Data records:

○ ○ ○

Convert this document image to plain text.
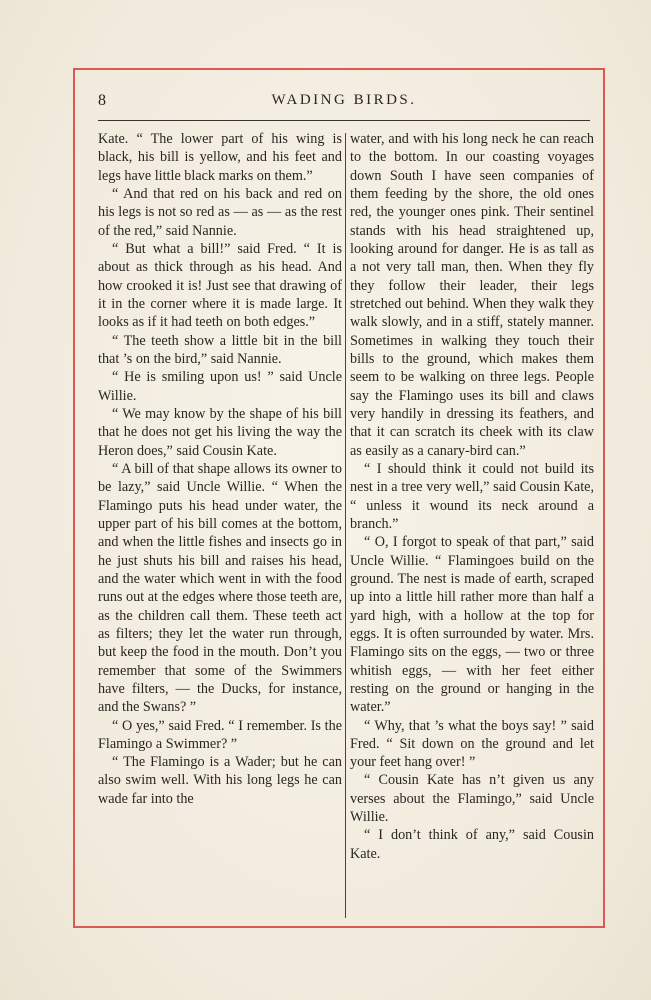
8	WADING BIRDS.

Kate. “ The lower part of his wing is black, his bill is yellow, and his feet and legs have little black marks on them.”

“ And that red on his back and red on his legs is not so red as — as — as the rest of the red,” said Nannie.

“ But what a bill!” said Fred. “ It is about as thick through as his head. And how crooked it is! Just see that drawing of it in the corner where it is made large. It looks as if it had teeth on both edges.”

“ The teeth show a little bit in the bill that ’s on the bird,” said Nannie.

“ He is smiling upon us! ” said Uncle Willie.

“ We may know by the shape of his bill that he does not get his living the way the Heron does,” said Cousin Kate.

“ A bill of that shape allows its owner to be lazy,” said Uncle Willie. “ When the Flamingo puts his head under water, the upper part of his bill comes at the bottom, and when the little fishes and insects go in he just shuts his bill and raises his head, and the water which went in with the food runs out at the edges where those teeth are, as the children call them. These teeth act as filters; they let the water run through, but keep the food in the mouth. Don’t you remember that some of the Swimmers have filters, — the Ducks, for instance, and the Swans? ”

“ O yes,” said Fred. “ I remember. Is the Flamingo a Swimmer? ”

“ The Flamingo is a Wader; but he can also swim well. With his long legs he can wade far into the

water, and with his long neck he can reach to the bottom. In our coasting voyages down South I have seen companies of them feeding by the shore, the old ones red, the younger ones pink. Their sentinel stands with his head straightened up, looking around for danger. He is as tall as a not very tall man, then. When they fly they follow their leader, their legs stretched out behind. When they walk they walk slowly, and in a stiff, stately manner. Sometimes in walking they touch their bills to the ground, which makes them seem to be walking on three legs. People say the Flamingo uses its bill and claws very handily in dressing its feathers, and that it can scratch its cheek with its claw as easily as a canary-bird can.”

“ I should think it could not build its nest in a tree very well,” said Cousin Kate, “ unless it wound its neck around a branch.”

“ O, I forgot to speak of that part,” said Uncle Willie. “ Flamingoes build on the ground. The nest is made of earth, scraped up into a little hill rather more than half a yard high, with a hollow at the top for eggs. It is often surrounded by water. Mrs. Flamingo sits on the eggs, — two or three whitish eggs, — with her feet either resting on the ground or hanging in the water.”

“ Why, that ’s what the boys say! ” said Fred. “ Sit down on the ground and let your feet hang over! ”

“ Cousin Kate has n’t given us any verses about the Flamingo,” said Uncle Willie.

“ I don’t think of any,” said Cousin Kate.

○ ○ ○

* _Given task_
Identify each line in the records above containing the word "made"; copy those lines.

* _Response below_
“ But what a bill!” said Fred. “ It is about as thick through as his head. And how crooked it is! Just see that drawing of it in the corner where it is made large. It looks as if it had teeth on both edges.”
“ O, I forgot to speak of that part,” said Uncle Willie. “ Flamingoes build on the ground. The nest is made of earth, scraped up into a little hill rather more than half a yard high, with a hollow at the top for eggs. It is often surrounded by water. Mrs. Flamingo sits on the eggs, — two or three whitish eggs, — with her feet either resting on the ground or hanging in the water.”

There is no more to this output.